Below are some records. Copy every line in them that holds "Zecca".
* begin *
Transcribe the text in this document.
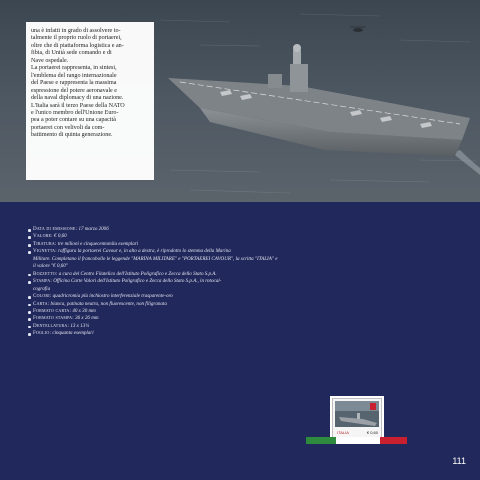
una è infatti in grado di assolvere to-

talmente il proprio ruolo di portaerei,

oltre che di piattaforma logistica e an-

fibia, di Unità sede comando e di

Nave ospedale.

La portaerei rappresenta, in sintesi,

l'emblema del rango internazionale

del Paese e rappresenta la massima

espressione del potere aeronavale e

della naval diplomacy di una nazione.

L'Italia sarà il terzo Paese della NATO

e l'unico membro dell'Unione Euro-

pea a poter contare su una capacità

portaerei con velivoli da com-

battimento di quinta generazione.

Data di emissione: 17 marzo 2006
Valore: € 0,60
Tiratura: tre milioni e cinquecentomila esemplari
Vignetta: raffigura la portaerei Cavour e, in alto a destra, è riprodotto lo stemma della Marina
Militare. Completano il francobollo le leggende "MARINA MILITARE" e "PORTAEREI CAVOUR", la scritta "ITALIA" e il valore "€ 0,60"
Bozzetto: a cura del Centro Filatelico dell'Istituto Poligrafico e Zecca dello Stato S.p.A.
Stampa: Officina Carte Valori dell'Istituto Poligrafico e Zecca dello Stato S.p.A., in rotocal-
cografia
Colori: quadricromia più inchiostro interferenziale trasparente-oro
Carta: bianca, patinata neutra, non fluorescente, non filigranata
Formato carta: 40 x 30 mm
Formato stampa: 36 x 26 mm
Dentellatura: 13 x 13¼
Foglio: cinquanta esemplari
ITALIA	€ 0,60
111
* end *
▶ **Correct answer**:
Bozzetto: a cura del Centro Filatelico dell'Istituto Poligrafico e Zecca dello Stato S.p.A.
Stampa: Officina Carte Valori dell'Istituto Poligrafico e Zecca dello Stato S.p.A., in rotocal-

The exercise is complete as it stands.